# Exercise:
Write the records below out in full, character for character, with no pictures.

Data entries
--- start ---
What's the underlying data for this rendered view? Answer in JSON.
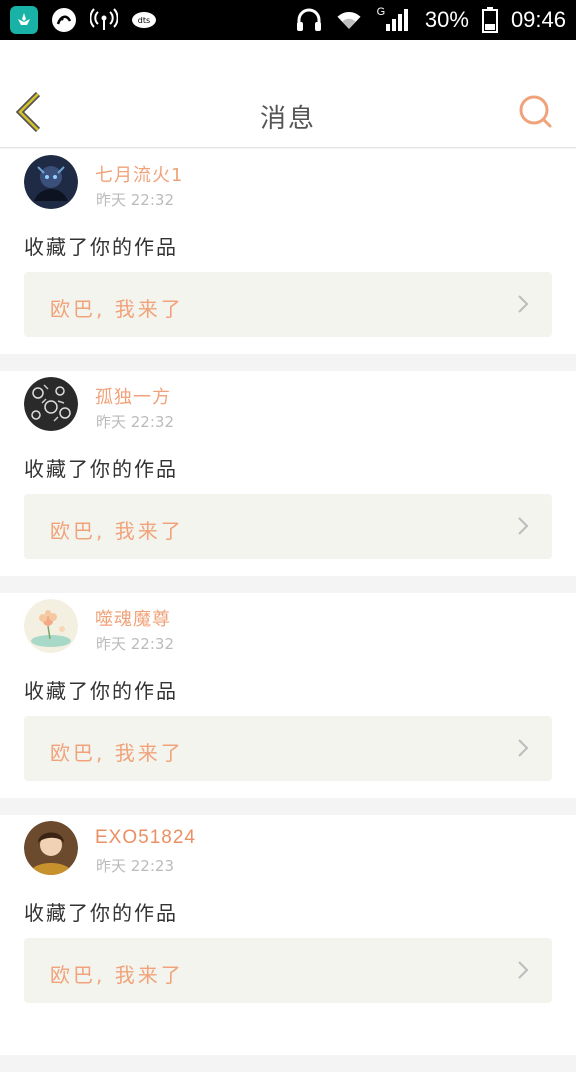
{
  "status_bar": {
    "battery": "30%",
    "time": "09:46",
    "network_label": "G"
  },
  "header": {
    "title": "消息",
    "accent_color": "#f0a37a"
  },
  "messages": [
    {
      "username": "七月流火1",
      "time": "昨天 22:32",
      "action": "收藏了你的作品",
      "work_title": "欧巴, 我来了",
      "avatar": "dark-anime-avatar"
    },
    {
      "username": "孤独一方",
      "time": "昨天 22:32",
      "action": "收藏了你的作品",
      "work_title": "欧巴, 我来了",
      "avatar": "pattern-avatar"
    },
    {
      "username": "噬魂魔尊",
      "time": "昨天 22:32",
      "action": "收藏了你的作品",
      "work_title": "欧巴, 我来了",
      "avatar": "flower-avatar"
    },
    {
      "username": "EXO51824",
      "time": "昨天 22:23",
      "action": "收藏了你的作品",
      "work_title": "欧巴, 我来了",
      "avatar": "person-avatar"
    }
  ]
}
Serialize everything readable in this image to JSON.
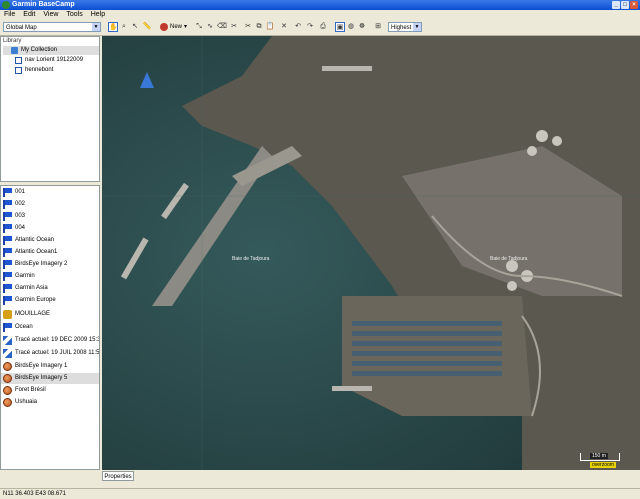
{
  "window": {
    "title": "Garmin BaseCamp"
  },
  "menu": [
    "File",
    "Edit",
    "View",
    "Tools",
    "Help"
  ],
  "toolbar": {
    "map_select": "Global Map",
    "new_label": "New",
    "detail_select": "Highest"
  },
  "library": {
    "title": "Library",
    "items": [
      {
        "label": "My Collection",
        "icon": "folder-icon",
        "selected": true
      },
      {
        "label": "nav Lorient 19122009",
        "icon": "document-icon"
      },
      {
        "label": "hennebont",
        "icon": "document-icon"
      }
    ]
  },
  "items": [
    {
      "label": "001",
      "icon": "flag-icon"
    },
    {
      "label": "002",
      "icon": "flag-icon"
    },
    {
      "label": "003",
      "icon": "flag-icon"
    },
    {
      "label": "004",
      "icon": "flag-icon"
    },
    {
      "label": "Atlantic Ocean",
      "icon": "flag-icon"
    },
    {
      "label": "Atlantic Ocean1",
      "icon": "flag-icon"
    },
    {
      "label": "BirdsEye Imagery 2",
      "icon": "flag-icon"
    },
    {
      "label": "Garmin",
      "icon": "flag-icon"
    },
    {
      "label": "Garmin Asia",
      "icon": "flag-icon"
    },
    {
      "label": "Garmin Europe",
      "icon": "flag-icon"
    },
    {
      "label": "MOUILLAGE",
      "icon": "anchor-icon"
    },
    {
      "label": "Ocean",
      "icon": "flag-icon"
    },
    {
      "label": "Tracé actuel: 19 DEC 2009 15:35",
      "icon": "track-icon"
    },
    {
      "label": "Tracé actuel: 19 JUIL 2008 11:53",
      "icon": "track-icon"
    },
    {
      "label": "BirdsEye Imagery 1",
      "icon": "earth-icon"
    },
    {
      "label": "BirdsEye Imagery 5",
      "icon": "earth-icon",
      "selected": true
    },
    {
      "label": "Foret Brésil",
      "icon": "earth-icon"
    },
    {
      "label": "Ushuaia",
      "icon": "earth-icon"
    }
  ],
  "map": {
    "labels": [
      "Baie de Tadjoura",
      "Baie de Tadjoura"
    ],
    "scale_label": "150 m",
    "overzoom_label": "overzoom"
  },
  "properties_tab": "Properties",
  "status": {
    "coordinates": "N11 36.403 E43 08.671"
  }
}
--- end ---
# Worked answer:
What's the underlying data for this rendered view? Answer in JSON.
{
  "status_bar": {
    "battery": "30%",
    "time": "09:46",
    "network_label": "G"
  },
  "header": {
    "title": "消息",
    "accent_color": "#f0a37a"
  },
  "messages": [
    {
      "username": "七月流火1",
      "time": "昨天 22:32",
      "action": "收藏了你的作品",
      "work_title": "欧巴, 我来了",
      "avatar": "dark-anime-avatar"
    },
    {
      "username": "孤独一方",
      "time": "昨天 22:32",
      "action": "收藏了你的作品",
      "work_title": "欧巴, 我来了",
      "avatar": "pattern-avatar"
    },
    {
      "username": "噬魂魔尊",
      "time": "昨天 22:32",
      "action": "收藏了你的作品",
      "work_title": "欧巴, 我来了",
      "avatar": "flower-avatar"
    },
    {
      "username": "EXO51824",
      "time": "昨天 22:23",
      "action": "收藏了你的作品",
      "work_title": "欧巴, 我来了",
      "avatar": "person-avatar"
    }
  ]
}
Serialize everything readable in this image to JSON.
{
  "window": {
    "title": "Garmin BaseCamp"
  },
  "menu": [
    "File",
    "Edit",
    "View",
    "Tools",
    "Help"
  ],
  "toolbar": {
    "map_select": "Global Map",
    "new_label": "New",
    "detail_select": "Highest"
  },
  "library": {
    "title": "Library",
    "items": [
      {
        "label": "My Collection",
        "icon": "folder-icon",
        "selected": true
      },
      {
        "label": "nav Lorient 19122009",
        "icon": "document-icon"
      },
      {
        "label": "hennebont",
        "icon": "document-icon"
      }
    ]
  },
  "items": [
    {
      "label": "001",
      "icon": "flag-icon"
    },
    {
      "label": "002",
      "icon": "flag-icon"
    },
    {
      "label": "003",
      "icon": "flag-icon"
    },
    {
      "label": "004",
      "icon": "flag-icon"
    },
    {
      "label": "Atlantic Ocean",
      "icon": "flag-icon"
    },
    {
      "label": "Atlantic Ocean1",
      "icon": "flag-icon"
    },
    {
      "label": "BirdsEye Imagery 2",
      "icon": "flag-icon"
    },
    {
      "label": "Garmin",
      "icon": "flag-icon"
    },
    {
      "label": "Garmin Asia",
      "icon": "flag-icon"
    },
    {
      "label": "Garmin Europe",
      "icon": "flag-icon"
    },
    {
      "label": "MOUILLAGE",
      "icon": "anchor-icon"
    },
    {
      "label": "Ocean",
      "icon": "flag-icon"
    },
    {
      "label": "Tracé actuel: 19 DEC 2009 15:35",
      "icon": "track-icon"
    },
    {
      "label": "Tracé actuel: 19 JUIL 2008 11:53",
      "icon": "track-icon"
    },
    {
      "label": "BirdsEye Imagery 1",
      "icon": "earth-icon"
    },
    {
      "label": "BirdsEye Imagery 5",
      "icon": "earth-icon",
      "selected": true
    },
    {
      "label": "Foret Brésil",
      "icon": "earth-icon"
    },
    {
      "label": "Ushuaia",
      "icon": "earth-icon"
    }
  ],
  "map": {
    "labels": [
      "Baie de Tadjoura",
      "Baie de Tadjoura"
    ],
    "scale_label": "150 m",
    "overzoom_label": "overzoom"
  },
  "properties_tab": "Properties",
  "status": {
    "coordinates": "N11 36.403 E43 08.671"
  }
}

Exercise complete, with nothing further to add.